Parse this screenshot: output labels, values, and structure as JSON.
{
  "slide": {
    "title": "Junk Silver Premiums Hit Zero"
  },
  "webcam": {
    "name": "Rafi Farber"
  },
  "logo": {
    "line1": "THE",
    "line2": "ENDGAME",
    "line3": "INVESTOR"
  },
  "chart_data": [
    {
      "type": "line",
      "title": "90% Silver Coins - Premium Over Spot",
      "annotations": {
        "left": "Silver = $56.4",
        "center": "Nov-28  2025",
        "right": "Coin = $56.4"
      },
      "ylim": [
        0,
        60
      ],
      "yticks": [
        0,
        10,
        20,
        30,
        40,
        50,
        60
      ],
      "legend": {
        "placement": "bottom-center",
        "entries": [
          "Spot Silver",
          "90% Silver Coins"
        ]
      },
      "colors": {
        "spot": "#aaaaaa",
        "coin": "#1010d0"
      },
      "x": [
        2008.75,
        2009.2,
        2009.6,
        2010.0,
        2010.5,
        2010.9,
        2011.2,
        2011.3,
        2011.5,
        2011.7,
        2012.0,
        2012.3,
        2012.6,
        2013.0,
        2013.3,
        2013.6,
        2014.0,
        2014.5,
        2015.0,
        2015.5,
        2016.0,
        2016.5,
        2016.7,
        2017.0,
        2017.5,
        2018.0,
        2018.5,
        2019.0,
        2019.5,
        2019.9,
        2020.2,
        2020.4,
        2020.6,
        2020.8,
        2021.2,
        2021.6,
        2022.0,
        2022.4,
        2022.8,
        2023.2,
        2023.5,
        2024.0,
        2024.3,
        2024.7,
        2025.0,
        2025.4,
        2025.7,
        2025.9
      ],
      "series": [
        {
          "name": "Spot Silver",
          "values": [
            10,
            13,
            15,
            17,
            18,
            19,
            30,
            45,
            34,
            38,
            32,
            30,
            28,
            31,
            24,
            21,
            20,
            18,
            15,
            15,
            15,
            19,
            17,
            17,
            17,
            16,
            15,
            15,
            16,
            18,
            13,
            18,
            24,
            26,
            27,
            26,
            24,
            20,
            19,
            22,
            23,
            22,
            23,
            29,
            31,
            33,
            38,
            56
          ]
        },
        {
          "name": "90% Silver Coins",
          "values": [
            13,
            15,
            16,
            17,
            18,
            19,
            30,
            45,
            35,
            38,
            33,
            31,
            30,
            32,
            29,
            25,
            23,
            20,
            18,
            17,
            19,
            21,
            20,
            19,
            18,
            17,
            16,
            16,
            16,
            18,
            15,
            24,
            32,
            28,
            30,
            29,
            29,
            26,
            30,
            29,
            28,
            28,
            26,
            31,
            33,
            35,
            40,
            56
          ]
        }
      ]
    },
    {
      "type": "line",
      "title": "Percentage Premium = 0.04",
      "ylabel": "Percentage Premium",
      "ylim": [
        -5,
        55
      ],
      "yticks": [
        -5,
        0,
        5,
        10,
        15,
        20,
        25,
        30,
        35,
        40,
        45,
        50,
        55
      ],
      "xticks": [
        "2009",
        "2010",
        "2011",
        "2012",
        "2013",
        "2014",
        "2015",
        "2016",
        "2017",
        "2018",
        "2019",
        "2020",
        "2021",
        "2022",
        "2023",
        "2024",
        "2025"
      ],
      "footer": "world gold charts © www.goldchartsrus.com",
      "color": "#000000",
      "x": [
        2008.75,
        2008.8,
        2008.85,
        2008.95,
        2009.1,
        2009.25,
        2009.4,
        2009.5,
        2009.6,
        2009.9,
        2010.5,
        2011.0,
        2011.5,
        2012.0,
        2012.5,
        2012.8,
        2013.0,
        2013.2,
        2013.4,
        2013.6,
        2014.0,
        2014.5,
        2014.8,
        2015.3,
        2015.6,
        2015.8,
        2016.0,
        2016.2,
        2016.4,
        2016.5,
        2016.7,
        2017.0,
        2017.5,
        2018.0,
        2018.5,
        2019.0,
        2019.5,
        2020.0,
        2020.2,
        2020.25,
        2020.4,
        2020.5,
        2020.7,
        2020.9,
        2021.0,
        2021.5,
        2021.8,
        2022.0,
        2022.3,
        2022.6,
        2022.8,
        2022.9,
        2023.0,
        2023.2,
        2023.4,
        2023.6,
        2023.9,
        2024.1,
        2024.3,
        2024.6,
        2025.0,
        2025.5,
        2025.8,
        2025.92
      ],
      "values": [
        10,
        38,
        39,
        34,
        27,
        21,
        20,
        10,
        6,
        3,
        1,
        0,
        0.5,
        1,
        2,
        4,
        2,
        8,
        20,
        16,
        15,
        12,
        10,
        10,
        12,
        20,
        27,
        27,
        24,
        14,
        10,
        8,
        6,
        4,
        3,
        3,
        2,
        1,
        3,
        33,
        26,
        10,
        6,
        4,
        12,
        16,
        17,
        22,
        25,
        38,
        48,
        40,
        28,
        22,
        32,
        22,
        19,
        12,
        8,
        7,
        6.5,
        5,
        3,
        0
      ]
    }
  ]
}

▬▬▬▬▬▬

#### TASK REQUIREMENTS
Every entry above needs to be quoted exactly.

#### RESULT OF THE TASK
Parse this screenshot: output labels, values, and structure as JSON.
{
  "slide": {
    "title": "Junk Silver Premiums Hit Zero"
  },
  "webcam": {
    "name": "Rafi Farber"
  },
  "logo": {
    "line1": "THE",
    "line2": "ENDGAME",
    "line3": "INVESTOR"
  },
  "chart_data": [
    {
      "type": "line",
      "title": "90% Silver Coins - Premium Over Spot",
      "annotations": {
        "left": "Silver = $56.4",
        "center": "Nov-28  2025",
        "right": "Coin = $56.4"
      },
      "ylim": [
        0,
        60
      ],
      "yticks": [
        0,
        10,
        20,
        30,
        40,
        50,
        60
      ],
      "legend": {
        "placement": "bottom-center",
        "entries": [
          "Spot Silver",
          "90% Silver Coins"
        ]
      },
      "colors": {
        "spot": "#aaaaaa",
        "coin": "#1010d0"
      },
      "x": [
        2008.75,
        2009.2,
        2009.6,
        2010.0,
        2010.5,
        2010.9,
        2011.2,
        2011.3,
        2011.5,
        2011.7,
        2012.0,
        2012.3,
        2012.6,
        2013.0,
        2013.3,
        2013.6,
        2014.0,
        2014.5,
        2015.0,
        2015.5,
        2016.0,
        2016.5,
        2016.7,
        2017.0,
        2017.5,
        2018.0,
        2018.5,
        2019.0,
        2019.5,
        2019.9,
        2020.2,
        2020.4,
        2020.6,
        2020.8,
        2021.2,
        2021.6,
        2022.0,
        2022.4,
        2022.8,
        2023.2,
        2023.5,
        2024.0,
        2024.3,
        2024.7,
        2025.0,
        2025.4,
        2025.7,
        2025.9
      ],
      "series": [
        {
          "name": "Spot Silver",
          "values": [
            10,
            13,
            15,
            17,
            18,
            19,
            30,
            45,
            34,
            38,
            32,
            30,
            28,
            31,
            24,
            21,
            20,
            18,
            15,
            15,
            15,
            19,
            17,
            17,
            17,
            16,
            15,
            15,
            16,
            18,
            13,
            18,
            24,
            26,
            27,
            26,
            24,
            20,
            19,
            22,
            23,
            22,
            23,
            29,
            31,
            33,
            38,
            56
          ]
        },
        {
          "name": "90% Silver Coins",
          "values": [
            13,
            15,
            16,
            17,
            18,
            19,
            30,
            45,
            35,
            38,
            33,
            31,
            30,
            32,
            29,
            25,
            23,
            20,
            18,
            17,
            19,
            21,
            20,
            19,
            18,
            17,
            16,
            16,
            16,
            18,
            15,
            24,
            32,
            28,
            30,
            29,
            29,
            26,
            30,
            29,
            28,
            28,
            26,
            31,
            33,
            35,
            40,
            56
          ]
        }
      ]
    },
    {
      "type": "line",
      "title": "Percentage Premium = 0.04",
      "ylabel": "Percentage Premium",
      "ylim": [
        -5,
        55
      ],
      "yticks": [
        -5,
        0,
        5,
        10,
        15,
        20,
        25,
        30,
        35,
        40,
        45,
        50,
        55
      ],
      "xticks": [
        "2009",
        "2010",
        "2011",
        "2012",
        "2013",
        "2014",
        "2015",
        "2016",
        "2017",
        "2018",
        "2019",
        "2020",
        "2021",
        "2022",
        "2023",
        "2024",
        "2025"
      ],
      "footer": "world gold charts © www.goldchartsrus.com",
      "color": "#000000",
      "x": [
        2008.75,
        2008.8,
        2008.85,
        2008.95,
        2009.1,
        2009.25,
        2009.4,
        2009.5,
        2009.6,
        2009.9,
        2010.5,
        2011.0,
        2011.5,
        2012.0,
        2012.5,
        2012.8,
        2013.0,
        2013.2,
        2013.4,
        2013.6,
        2014.0,
        2014.5,
        2014.8,
        2015.3,
        2015.6,
        2015.8,
        2016.0,
        2016.2,
        2016.4,
        2016.5,
        2016.7,
        2017.0,
        2017.5,
        2018.0,
        2018.5,
        2019.0,
        2019.5,
        2020.0,
        2020.2,
        2020.25,
        2020.4,
        2020.5,
        2020.7,
        2020.9,
        2021.0,
        2021.5,
        2021.8,
        2022.0,
        2022.3,
        2022.6,
        2022.8,
        2022.9,
        2023.0,
        2023.2,
        2023.4,
        2023.6,
        2023.9,
        2024.1,
        2024.3,
        2024.6,
        2025.0,
        2025.5,
        2025.8,
        2025.92
      ],
      "values": [
        10,
        38,
        39,
        34,
        27,
        21,
        20,
        10,
        6,
        3,
        1,
        0,
        0.5,
        1,
        2,
        4,
        2,
        8,
        20,
        16,
        15,
        12,
        10,
        10,
        12,
        20,
        27,
        27,
        24,
        14,
        10,
        8,
        6,
        4,
        3,
        3,
        2,
        1,
        3,
        33,
        26,
        10,
        6,
        4,
        12,
        16,
        17,
        22,
        25,
        38,
        48,
        40,
        28,
        22,
        32,
        22,
        19,
        12,
        8,
        7,
        6.5,
        5,
        3,
        0
      ]
    }
  ]
}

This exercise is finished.